Excerpt from a dataset
* Begin *

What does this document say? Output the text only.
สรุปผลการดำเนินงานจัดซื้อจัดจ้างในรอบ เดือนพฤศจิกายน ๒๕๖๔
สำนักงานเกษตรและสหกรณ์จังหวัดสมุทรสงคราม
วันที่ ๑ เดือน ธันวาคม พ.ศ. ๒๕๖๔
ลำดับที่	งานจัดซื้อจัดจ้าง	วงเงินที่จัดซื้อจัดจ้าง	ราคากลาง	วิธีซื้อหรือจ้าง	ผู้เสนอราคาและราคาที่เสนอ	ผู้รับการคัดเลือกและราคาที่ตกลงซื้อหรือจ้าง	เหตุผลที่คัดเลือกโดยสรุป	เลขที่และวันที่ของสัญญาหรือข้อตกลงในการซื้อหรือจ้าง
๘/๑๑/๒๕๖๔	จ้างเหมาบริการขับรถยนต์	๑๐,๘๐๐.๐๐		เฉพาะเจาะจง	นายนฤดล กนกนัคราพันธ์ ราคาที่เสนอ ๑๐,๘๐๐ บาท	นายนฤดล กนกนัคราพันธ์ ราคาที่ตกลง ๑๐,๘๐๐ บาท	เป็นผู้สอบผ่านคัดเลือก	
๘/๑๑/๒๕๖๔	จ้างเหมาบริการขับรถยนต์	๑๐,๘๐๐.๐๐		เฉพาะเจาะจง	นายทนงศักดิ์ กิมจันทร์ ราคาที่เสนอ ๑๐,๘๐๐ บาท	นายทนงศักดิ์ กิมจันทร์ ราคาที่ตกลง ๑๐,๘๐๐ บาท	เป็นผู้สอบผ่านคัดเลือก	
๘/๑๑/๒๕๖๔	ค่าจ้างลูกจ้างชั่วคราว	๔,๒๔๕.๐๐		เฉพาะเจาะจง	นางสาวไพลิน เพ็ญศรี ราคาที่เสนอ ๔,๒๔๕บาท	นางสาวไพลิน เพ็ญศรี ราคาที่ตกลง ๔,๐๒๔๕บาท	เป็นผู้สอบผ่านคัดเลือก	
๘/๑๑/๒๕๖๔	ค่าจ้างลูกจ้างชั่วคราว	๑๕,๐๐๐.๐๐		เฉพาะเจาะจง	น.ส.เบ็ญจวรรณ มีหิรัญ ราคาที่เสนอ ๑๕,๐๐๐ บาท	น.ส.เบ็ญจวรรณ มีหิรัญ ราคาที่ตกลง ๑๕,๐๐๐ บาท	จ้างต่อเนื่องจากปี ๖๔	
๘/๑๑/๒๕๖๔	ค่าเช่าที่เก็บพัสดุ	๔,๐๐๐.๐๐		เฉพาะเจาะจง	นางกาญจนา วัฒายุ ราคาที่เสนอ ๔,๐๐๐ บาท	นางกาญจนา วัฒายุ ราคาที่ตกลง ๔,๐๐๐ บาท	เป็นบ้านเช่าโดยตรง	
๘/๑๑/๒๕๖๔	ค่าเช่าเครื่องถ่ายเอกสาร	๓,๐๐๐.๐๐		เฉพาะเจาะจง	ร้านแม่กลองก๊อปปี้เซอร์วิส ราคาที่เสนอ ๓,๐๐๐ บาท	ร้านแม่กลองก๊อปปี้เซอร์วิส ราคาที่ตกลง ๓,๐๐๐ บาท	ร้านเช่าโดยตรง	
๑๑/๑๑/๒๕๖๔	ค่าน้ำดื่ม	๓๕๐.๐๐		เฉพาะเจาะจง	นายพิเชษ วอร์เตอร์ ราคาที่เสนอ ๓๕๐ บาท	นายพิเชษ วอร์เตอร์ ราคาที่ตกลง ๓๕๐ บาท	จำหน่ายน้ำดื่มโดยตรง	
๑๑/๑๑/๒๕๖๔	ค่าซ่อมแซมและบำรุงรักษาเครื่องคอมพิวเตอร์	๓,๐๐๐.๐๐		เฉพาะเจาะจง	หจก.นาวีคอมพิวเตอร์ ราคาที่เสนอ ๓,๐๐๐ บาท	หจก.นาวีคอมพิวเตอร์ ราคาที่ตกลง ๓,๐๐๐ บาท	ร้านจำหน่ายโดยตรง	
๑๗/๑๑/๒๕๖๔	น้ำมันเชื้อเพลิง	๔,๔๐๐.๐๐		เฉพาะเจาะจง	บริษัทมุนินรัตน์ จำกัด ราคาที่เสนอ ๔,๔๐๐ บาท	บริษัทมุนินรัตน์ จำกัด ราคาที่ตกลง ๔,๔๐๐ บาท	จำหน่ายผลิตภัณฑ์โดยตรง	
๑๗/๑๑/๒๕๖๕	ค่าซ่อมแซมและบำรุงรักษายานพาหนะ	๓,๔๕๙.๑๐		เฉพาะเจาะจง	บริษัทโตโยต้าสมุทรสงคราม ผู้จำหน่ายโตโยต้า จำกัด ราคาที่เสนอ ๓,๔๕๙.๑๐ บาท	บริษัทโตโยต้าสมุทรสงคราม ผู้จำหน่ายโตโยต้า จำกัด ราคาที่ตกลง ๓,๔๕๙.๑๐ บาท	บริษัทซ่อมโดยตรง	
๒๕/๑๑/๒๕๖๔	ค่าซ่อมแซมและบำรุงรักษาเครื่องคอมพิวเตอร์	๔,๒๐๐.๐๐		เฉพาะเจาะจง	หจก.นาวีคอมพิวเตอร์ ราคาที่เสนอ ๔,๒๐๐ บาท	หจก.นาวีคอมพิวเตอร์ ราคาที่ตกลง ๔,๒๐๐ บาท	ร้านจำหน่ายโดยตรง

* End *

* Objective *
In the lines above, find each one with "ทรสงคราม" and list it.

* The solution *
สำนักงานเกษตรและสหกรณ์จังหวัดสมุทรสงคราม
๑๗/๑๑/๒๕๖๕	ค่าซ่อมแซมและบำรุงรักษายานพาหนะ	๓,๔๕๙.๑๐		เฉพาะเจาะจง	บริษัทโตโยต้าสมุทรสงคราม ผู้จำหน่ายโตโยต้า จำกัด ราคาที่เสนอ ๓,๔๕๙.๑๐ บาท	บริษัทโตโยต้าสมุทรสงคราม ผู้จำหน่ายโตโยต้า จำกัด ราคาที่ตกลง ๓,๔๕๙.๑๐ บาท	บริษัทซ่อมโดยตรง	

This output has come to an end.